» **Information supplied**
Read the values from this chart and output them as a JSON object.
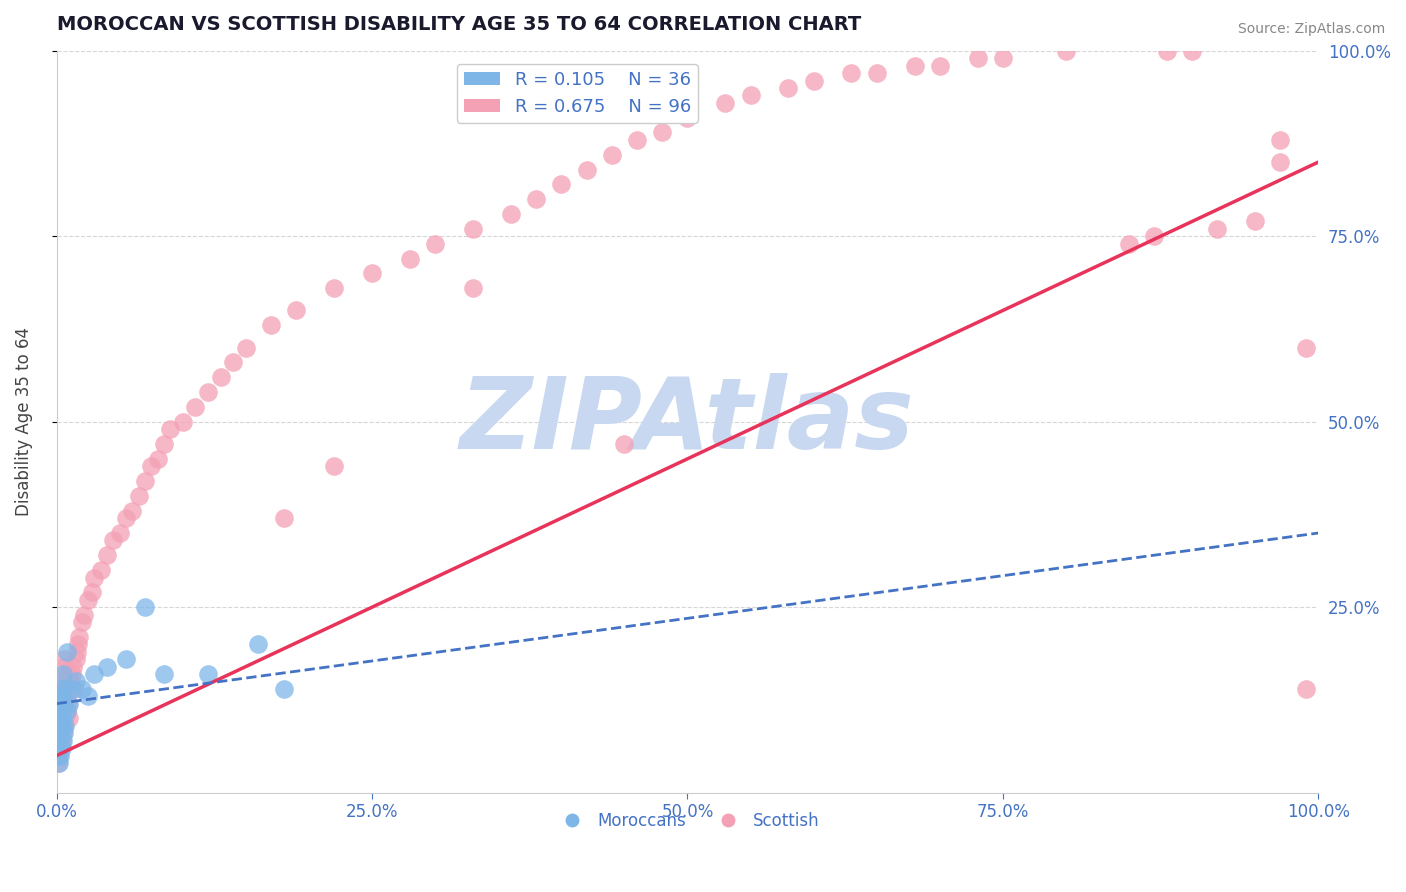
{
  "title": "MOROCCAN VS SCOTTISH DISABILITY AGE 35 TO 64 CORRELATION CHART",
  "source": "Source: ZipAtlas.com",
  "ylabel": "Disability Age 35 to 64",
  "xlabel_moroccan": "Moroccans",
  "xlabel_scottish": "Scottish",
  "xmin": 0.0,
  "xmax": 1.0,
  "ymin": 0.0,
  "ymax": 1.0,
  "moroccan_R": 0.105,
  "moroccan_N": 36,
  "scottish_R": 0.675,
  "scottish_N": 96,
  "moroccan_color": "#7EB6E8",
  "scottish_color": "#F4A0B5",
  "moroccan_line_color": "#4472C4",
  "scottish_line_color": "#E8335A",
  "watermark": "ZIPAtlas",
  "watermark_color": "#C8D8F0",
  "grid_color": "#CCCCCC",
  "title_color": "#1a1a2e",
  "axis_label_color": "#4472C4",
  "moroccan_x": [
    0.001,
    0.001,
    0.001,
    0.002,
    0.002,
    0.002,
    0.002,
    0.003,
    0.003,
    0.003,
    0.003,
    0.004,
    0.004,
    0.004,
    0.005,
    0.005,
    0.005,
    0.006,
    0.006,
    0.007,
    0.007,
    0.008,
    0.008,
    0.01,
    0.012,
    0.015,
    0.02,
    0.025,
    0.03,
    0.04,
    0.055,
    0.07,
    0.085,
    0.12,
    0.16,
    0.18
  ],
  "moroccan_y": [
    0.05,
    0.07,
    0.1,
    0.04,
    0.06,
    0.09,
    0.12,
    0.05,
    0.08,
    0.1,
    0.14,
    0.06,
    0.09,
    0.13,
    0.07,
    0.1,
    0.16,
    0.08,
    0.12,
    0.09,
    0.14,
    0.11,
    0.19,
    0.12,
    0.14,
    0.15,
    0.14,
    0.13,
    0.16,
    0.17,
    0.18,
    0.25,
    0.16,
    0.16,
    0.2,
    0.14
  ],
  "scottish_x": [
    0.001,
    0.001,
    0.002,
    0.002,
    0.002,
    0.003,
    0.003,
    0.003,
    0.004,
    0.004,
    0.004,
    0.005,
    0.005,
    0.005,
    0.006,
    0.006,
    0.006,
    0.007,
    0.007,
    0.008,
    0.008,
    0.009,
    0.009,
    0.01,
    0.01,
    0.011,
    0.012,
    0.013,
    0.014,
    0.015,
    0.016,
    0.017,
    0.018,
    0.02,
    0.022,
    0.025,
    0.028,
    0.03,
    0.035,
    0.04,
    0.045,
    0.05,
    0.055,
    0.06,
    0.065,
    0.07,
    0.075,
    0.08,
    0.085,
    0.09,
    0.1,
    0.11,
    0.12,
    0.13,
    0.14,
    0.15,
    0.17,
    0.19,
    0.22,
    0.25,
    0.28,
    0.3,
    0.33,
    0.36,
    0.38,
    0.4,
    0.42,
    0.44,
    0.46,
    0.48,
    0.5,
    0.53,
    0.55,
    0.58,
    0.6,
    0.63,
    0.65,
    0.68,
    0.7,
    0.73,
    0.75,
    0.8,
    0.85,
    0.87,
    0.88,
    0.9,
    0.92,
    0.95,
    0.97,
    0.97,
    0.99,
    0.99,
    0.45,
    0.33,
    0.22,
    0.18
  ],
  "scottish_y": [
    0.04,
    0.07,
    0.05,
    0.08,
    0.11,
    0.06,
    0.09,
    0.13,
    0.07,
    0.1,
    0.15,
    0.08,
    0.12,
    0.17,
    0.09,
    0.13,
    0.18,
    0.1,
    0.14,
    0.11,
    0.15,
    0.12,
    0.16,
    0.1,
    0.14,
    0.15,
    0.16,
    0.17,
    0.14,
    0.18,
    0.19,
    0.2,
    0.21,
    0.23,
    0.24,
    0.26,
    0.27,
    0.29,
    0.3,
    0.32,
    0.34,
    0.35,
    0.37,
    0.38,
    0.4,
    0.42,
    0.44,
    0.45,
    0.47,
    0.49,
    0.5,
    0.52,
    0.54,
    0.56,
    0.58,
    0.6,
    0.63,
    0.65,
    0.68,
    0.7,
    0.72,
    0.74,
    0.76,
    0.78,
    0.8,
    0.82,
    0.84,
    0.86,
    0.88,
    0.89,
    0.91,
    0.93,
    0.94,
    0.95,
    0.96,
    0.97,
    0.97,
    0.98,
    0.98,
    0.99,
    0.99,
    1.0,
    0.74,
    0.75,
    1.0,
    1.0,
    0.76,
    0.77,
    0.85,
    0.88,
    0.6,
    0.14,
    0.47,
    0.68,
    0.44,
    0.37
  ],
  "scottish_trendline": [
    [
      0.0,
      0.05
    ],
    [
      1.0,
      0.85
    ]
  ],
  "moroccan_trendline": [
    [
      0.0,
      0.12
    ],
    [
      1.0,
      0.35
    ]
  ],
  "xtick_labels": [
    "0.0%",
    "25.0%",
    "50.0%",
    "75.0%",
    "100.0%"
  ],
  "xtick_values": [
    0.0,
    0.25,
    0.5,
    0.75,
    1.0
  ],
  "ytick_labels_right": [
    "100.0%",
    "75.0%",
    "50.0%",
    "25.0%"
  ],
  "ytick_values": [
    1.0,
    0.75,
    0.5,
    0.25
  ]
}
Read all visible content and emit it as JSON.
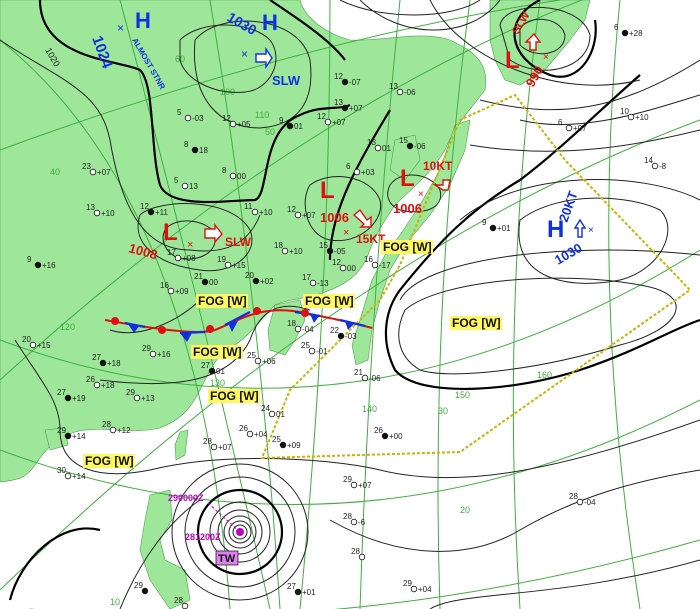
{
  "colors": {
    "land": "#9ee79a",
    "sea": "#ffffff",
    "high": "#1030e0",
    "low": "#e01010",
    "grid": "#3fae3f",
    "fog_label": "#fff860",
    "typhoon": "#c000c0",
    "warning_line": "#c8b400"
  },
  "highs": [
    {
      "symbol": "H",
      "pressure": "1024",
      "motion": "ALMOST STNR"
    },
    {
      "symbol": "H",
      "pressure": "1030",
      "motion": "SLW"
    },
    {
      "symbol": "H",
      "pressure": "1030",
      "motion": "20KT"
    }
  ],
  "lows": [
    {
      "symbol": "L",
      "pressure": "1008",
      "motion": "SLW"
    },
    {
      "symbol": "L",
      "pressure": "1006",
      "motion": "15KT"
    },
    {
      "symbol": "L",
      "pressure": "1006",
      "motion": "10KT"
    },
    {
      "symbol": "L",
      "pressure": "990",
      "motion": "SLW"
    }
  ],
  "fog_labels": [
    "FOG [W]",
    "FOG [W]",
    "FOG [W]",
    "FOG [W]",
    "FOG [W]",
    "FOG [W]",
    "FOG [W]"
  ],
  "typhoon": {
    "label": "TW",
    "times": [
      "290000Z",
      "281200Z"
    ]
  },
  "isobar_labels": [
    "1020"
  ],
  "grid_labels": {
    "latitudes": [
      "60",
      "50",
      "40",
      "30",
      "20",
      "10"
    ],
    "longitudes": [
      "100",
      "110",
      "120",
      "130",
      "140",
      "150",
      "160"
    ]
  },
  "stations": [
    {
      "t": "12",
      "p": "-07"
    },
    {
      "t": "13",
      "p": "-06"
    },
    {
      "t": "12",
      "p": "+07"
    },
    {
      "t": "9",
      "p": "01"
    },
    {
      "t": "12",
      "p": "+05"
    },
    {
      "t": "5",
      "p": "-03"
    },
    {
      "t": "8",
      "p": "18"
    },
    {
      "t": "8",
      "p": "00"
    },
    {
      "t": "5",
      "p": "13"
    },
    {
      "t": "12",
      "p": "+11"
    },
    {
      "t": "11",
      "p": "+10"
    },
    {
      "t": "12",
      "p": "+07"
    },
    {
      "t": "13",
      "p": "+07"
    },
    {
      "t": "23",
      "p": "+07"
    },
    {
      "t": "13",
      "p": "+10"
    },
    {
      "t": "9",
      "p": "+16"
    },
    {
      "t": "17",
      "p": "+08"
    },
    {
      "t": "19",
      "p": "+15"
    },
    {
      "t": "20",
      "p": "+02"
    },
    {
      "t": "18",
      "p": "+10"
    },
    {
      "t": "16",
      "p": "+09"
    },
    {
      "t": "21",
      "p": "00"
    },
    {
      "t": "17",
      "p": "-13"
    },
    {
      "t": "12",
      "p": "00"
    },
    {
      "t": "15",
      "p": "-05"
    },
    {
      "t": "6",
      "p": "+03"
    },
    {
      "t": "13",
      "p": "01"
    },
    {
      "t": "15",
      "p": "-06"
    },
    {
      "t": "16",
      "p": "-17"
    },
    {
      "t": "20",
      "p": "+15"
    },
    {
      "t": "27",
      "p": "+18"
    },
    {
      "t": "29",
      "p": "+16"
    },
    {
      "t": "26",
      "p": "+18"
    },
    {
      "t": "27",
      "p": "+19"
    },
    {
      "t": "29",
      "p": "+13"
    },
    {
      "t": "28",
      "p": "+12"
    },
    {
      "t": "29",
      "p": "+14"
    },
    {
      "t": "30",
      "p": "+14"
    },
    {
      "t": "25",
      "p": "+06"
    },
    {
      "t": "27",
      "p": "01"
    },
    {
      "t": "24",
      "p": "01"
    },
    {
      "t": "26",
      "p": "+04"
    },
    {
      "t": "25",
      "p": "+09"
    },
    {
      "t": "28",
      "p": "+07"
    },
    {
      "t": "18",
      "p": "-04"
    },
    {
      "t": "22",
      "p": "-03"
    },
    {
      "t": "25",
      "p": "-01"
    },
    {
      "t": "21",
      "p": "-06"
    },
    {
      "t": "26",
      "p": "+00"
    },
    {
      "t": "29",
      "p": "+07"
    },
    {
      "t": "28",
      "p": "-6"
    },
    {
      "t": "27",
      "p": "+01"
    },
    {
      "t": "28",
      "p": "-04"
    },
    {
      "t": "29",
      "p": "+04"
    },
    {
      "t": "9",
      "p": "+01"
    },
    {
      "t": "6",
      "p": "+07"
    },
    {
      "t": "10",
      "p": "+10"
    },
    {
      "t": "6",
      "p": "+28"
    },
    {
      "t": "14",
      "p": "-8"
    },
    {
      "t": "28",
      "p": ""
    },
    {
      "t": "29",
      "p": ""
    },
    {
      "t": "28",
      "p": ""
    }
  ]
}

» **Instruction**
Report how many lines of the records above contain the word "JSON", and give only that number.

» **Exercise output**
2